Text excerpt START
Smartphone video microscope finds blood parasites

The challenge for medical professionals that work in the field, especially in developing nations where the lab facilities we take for granted in the US and other countries aren't available, is having the equipment needed to diagnoses medical conditions. A team of researchers led by engineers from UC Berkley has developed a new microscope that works in conjunction with a smartphone to detect and quantify infection by parasites in the blood.

The microscope is called the CellScope and the goal of the team that developed it is to help eradicate filarial diseases in Africa by providing critical information to healthcare workers in the field. The team behind the microscope device says that it had previously shown that mobile phones can be used for microscopy, but the new device is the first to combine imaging tech with software and hardware that automates a full diagnostic solution.
Text excerpt END
Source data START
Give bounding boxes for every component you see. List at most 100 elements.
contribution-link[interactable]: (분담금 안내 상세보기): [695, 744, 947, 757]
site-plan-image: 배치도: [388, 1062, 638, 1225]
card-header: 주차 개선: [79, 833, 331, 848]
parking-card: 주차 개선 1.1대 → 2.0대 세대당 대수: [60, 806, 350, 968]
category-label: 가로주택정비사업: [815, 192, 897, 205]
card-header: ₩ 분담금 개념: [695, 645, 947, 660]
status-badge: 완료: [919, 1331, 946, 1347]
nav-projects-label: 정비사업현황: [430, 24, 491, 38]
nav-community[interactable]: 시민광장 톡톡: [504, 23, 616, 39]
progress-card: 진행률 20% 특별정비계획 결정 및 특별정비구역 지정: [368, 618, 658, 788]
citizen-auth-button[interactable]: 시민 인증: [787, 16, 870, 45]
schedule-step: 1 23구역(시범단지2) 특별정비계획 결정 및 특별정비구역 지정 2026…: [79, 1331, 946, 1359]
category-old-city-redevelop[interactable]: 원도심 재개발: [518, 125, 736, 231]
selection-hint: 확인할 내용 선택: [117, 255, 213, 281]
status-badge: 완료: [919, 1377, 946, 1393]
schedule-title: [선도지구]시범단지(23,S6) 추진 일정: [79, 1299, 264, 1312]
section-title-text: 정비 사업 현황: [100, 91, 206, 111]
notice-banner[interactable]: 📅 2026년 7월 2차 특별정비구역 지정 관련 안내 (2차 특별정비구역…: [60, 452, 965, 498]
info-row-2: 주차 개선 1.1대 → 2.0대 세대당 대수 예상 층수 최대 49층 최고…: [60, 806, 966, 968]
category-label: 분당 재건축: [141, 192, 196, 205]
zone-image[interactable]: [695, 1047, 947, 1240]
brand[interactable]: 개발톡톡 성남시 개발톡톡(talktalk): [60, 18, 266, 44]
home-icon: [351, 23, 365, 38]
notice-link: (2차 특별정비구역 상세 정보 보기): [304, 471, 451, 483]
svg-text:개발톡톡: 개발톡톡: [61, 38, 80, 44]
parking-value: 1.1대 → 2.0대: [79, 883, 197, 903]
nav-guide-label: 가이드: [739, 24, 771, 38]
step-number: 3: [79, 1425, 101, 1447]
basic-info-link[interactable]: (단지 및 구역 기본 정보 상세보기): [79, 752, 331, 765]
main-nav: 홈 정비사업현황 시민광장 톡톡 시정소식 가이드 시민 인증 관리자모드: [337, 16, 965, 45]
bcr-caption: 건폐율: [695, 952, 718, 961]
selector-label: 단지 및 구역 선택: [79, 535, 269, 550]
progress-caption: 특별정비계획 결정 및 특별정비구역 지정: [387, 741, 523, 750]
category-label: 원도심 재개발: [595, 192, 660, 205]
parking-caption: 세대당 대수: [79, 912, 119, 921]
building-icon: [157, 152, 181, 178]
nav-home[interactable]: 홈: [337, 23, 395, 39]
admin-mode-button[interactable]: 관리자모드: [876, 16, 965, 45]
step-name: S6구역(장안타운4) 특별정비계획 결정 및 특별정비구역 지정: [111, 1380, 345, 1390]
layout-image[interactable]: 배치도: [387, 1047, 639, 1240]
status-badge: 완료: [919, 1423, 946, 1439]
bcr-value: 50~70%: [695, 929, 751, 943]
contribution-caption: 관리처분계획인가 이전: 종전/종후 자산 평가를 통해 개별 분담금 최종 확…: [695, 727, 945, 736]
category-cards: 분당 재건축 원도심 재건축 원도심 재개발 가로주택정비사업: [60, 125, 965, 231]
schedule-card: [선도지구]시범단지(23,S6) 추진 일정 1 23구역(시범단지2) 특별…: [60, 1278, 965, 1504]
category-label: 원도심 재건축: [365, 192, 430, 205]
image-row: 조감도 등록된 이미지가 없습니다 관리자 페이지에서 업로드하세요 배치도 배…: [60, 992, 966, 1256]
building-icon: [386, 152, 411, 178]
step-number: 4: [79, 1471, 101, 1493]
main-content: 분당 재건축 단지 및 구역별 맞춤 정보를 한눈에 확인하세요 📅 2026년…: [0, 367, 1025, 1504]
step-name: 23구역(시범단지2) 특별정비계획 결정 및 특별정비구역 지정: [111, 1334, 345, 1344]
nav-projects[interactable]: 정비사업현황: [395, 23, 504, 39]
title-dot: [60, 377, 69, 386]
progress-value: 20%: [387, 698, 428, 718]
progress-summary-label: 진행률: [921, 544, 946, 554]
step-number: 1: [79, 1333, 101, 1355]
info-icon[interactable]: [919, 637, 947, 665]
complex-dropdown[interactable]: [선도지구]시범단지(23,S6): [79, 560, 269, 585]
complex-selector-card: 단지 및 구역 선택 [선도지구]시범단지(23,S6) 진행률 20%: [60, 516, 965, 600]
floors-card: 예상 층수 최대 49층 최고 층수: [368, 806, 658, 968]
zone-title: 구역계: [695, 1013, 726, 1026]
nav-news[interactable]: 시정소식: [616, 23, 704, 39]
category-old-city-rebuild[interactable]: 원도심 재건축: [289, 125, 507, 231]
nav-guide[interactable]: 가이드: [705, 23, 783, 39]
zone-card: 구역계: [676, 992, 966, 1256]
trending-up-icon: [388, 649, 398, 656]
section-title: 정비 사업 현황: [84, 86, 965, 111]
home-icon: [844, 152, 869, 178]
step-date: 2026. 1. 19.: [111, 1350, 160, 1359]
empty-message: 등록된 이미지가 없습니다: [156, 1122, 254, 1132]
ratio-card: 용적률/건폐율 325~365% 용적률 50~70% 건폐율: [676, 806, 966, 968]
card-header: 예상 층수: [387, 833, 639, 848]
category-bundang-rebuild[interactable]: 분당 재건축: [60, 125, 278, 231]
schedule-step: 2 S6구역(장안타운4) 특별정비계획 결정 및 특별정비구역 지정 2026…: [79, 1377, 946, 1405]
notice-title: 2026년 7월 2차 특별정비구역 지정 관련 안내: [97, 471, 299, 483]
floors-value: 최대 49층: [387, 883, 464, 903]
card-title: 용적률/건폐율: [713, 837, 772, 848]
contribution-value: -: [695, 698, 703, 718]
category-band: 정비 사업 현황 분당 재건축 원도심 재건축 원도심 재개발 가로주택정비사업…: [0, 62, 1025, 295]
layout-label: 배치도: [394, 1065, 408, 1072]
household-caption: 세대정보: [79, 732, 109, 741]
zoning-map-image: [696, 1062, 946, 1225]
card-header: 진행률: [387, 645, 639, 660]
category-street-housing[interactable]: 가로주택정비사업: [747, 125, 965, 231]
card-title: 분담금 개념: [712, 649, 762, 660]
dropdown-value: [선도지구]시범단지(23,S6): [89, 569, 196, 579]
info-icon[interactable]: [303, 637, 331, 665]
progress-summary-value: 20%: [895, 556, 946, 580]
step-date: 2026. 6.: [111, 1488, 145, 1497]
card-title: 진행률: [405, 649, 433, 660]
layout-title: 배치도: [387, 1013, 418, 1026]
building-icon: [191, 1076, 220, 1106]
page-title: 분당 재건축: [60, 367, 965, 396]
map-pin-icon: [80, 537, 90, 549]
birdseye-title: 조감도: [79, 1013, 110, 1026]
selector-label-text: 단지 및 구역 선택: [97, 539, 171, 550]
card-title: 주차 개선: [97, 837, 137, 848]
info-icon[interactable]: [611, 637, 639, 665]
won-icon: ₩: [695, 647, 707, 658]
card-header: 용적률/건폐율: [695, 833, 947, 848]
Source data END
Work instructions
- a) Answer these questions from the article on the smartphone video microscope:
(i) What is the microscope called?
(ii) What device does the microscope work with to detect blood parasites?
(iii) Which diseases does the team hope to help eradicate, and where?
- b) Write out the passage from the smartphone microscope article word for word. Begin at the words "The challenge for" and stop after "full diagnostic solution.".
- c) Continue the article about the smartphone video microscope that finds blood parasites, picking up after its final sentence.

Your written answers
- a)
(i) The CellScope.
(ii) A smartphone.
(iii) Filarial diseases in Africa.

- b)
The challenge for medical professionals that work in the field, especially in developing nations where the lab facilities we take for granted in the US and other countries aren't available, is having the equipment needed to diagnoses medical conditions. A team of researchers led by engineers from UC Berkley has developed a new microscope that works in conjunction with a smartphone to detect and quantify infection by parasites in the blood.

The microscope is called the CellScope and the goal of the team that developed it is to help eradicate filarial diseases in Africa by providing critical information to healthcare workers in the field. The team behind the microscope device says that it had previously shown that mobile phones can be used for microscopy, but the new device is the first to combine imaging tech with software and hardware that automates a full diagnostic solution.

- c)
The CellScope device uses motion instead of molecular markers or stains to detect movement of the worms in human blood. The team says that this movement is as accurate as other methods of detecting the worms. The system uses a smartphone with a 3D printed plastic base where the blood sample is positioned. The base has LED lights, microcontrollers, gears, circuitry, and a USB port.

The device is controlled via an app and the phone communicates via Bluetooth with the controllers in the base that actually process and analyze the sample. The automation helps reduce human error. An algorithm is used to analyze the sample for the wiggling motion of the worms.